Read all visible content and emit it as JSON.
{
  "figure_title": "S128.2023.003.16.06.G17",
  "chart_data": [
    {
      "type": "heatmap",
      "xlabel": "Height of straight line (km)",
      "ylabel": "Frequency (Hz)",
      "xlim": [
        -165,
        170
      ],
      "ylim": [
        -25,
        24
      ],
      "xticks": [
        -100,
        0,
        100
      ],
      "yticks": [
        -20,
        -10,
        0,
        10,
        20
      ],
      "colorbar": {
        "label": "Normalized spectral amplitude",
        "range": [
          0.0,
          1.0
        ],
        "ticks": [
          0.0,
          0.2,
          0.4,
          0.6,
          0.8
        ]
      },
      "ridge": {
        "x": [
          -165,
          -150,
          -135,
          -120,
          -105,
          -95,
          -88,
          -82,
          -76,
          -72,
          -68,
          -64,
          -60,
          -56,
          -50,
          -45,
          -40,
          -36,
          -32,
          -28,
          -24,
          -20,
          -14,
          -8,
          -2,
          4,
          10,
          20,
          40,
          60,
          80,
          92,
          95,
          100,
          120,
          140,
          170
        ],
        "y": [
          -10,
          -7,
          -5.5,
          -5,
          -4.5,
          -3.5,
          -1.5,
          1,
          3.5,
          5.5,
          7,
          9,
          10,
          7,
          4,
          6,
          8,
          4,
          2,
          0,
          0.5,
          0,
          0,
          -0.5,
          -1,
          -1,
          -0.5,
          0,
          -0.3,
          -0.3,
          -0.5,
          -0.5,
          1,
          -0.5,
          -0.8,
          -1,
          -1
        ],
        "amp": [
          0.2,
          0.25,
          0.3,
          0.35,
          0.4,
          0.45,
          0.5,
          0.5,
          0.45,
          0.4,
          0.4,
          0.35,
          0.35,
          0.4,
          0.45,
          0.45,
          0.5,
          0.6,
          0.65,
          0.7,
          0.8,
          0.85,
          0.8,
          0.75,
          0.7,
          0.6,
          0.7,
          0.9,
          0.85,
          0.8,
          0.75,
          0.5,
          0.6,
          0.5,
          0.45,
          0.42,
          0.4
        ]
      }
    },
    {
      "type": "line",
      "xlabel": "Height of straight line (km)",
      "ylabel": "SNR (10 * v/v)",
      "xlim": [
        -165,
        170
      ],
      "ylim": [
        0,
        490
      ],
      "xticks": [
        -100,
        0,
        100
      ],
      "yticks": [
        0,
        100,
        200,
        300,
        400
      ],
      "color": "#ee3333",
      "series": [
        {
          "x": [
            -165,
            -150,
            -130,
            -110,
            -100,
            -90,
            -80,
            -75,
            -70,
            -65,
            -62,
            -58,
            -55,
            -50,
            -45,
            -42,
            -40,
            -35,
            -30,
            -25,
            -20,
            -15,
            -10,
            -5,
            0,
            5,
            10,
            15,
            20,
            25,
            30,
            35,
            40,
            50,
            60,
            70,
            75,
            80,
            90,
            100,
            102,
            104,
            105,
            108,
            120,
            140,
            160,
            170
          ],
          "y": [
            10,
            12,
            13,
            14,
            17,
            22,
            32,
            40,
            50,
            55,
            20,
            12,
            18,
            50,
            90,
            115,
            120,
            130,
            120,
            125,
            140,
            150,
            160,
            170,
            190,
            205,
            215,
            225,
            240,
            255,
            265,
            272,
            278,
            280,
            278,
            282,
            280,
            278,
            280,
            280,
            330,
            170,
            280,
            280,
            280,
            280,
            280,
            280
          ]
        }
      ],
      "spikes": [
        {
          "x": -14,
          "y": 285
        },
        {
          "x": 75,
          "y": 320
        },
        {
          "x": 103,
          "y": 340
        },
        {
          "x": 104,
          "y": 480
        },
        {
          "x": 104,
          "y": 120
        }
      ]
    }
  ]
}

━━━

Aim of the exercise => Answer with one number only: how many lines above contain the word "ylabel".

Solution to the exercise => 2